DATA PROVIDED START
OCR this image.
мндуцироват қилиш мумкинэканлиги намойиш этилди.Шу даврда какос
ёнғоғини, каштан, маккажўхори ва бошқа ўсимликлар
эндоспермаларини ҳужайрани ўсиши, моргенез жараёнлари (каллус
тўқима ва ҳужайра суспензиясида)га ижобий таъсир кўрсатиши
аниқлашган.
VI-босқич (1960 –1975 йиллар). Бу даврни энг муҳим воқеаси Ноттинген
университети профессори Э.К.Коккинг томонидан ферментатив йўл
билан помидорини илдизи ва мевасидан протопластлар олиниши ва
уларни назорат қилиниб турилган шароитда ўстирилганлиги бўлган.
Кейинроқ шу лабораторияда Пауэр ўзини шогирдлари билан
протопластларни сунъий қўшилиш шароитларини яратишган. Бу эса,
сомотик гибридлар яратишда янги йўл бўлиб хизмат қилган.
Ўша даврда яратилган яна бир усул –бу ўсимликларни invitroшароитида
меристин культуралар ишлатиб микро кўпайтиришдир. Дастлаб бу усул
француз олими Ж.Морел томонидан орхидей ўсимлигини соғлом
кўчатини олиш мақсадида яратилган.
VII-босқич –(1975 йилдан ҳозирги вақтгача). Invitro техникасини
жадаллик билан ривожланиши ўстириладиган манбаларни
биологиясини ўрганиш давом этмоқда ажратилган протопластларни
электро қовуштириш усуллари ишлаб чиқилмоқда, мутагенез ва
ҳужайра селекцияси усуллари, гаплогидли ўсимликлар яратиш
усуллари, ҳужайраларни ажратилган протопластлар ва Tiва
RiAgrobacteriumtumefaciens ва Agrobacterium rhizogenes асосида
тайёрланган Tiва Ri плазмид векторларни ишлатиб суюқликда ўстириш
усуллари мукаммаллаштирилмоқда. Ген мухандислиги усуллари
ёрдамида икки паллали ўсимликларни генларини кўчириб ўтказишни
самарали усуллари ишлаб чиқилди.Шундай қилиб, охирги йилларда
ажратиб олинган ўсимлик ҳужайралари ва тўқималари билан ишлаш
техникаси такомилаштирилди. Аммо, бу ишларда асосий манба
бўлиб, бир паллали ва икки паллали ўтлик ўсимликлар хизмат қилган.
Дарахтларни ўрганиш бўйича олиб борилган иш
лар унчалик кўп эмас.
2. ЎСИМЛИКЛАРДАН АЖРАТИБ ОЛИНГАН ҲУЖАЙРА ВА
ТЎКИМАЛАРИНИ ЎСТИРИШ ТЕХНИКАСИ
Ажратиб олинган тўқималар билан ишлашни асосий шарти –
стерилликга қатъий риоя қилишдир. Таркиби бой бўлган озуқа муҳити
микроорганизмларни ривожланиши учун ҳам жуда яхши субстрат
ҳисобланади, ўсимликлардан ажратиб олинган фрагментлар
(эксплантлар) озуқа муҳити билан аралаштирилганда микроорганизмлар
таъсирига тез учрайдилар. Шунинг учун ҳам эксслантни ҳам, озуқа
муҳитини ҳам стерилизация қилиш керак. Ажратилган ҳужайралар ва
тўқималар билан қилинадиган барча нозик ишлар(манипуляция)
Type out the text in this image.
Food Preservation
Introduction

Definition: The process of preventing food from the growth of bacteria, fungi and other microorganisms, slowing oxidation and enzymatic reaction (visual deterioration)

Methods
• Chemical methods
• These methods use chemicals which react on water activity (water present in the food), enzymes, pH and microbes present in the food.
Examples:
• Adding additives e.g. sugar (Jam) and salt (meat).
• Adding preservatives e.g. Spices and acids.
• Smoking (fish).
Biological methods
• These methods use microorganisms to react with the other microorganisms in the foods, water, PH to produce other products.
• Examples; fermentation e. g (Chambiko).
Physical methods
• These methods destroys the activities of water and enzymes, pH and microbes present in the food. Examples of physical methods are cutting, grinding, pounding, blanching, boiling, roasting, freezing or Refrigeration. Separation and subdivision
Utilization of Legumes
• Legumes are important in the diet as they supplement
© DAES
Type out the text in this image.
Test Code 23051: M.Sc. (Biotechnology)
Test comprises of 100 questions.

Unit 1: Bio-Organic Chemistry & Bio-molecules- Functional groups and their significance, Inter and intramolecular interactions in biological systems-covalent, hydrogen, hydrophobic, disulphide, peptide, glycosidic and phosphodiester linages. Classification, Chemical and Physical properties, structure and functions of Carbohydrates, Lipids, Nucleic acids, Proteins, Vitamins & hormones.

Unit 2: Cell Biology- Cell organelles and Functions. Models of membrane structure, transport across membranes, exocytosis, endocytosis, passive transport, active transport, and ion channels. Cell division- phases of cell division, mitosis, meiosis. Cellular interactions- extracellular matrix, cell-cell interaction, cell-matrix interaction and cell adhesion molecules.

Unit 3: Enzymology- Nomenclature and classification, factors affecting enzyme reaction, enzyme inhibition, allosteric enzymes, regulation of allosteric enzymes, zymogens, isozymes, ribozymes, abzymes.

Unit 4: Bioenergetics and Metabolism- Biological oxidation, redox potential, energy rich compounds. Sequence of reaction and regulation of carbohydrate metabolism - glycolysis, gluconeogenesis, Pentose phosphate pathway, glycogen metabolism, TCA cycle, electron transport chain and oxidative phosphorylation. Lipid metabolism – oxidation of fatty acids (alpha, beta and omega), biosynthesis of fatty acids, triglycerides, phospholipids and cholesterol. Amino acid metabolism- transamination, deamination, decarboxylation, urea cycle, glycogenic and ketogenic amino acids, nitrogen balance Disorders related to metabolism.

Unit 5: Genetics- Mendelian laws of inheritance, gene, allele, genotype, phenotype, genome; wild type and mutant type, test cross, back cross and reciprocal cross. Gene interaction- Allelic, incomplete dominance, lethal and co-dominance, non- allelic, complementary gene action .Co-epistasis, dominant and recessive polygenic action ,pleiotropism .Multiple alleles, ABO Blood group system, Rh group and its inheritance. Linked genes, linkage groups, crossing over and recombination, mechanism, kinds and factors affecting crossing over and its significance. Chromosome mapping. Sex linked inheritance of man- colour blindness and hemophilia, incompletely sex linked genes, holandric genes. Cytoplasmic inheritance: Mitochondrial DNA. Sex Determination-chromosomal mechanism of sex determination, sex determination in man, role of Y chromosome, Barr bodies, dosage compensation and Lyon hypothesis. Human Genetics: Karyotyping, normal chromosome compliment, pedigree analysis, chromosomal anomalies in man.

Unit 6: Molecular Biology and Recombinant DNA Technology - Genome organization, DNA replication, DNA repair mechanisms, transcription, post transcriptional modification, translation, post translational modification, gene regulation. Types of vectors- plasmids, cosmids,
DATA PROVIDED END
__ACTION ITEM__.
Wherever the string "протопластларни" appears in the records above, copy the line it sits in.

__RESULT OF THE EXERCISE__.
протопластларни сунъий қўшилиш шароитларини яратишган. Бу эса,
биологиясини ўрганиш давом этмоқда ажратилган протопластларни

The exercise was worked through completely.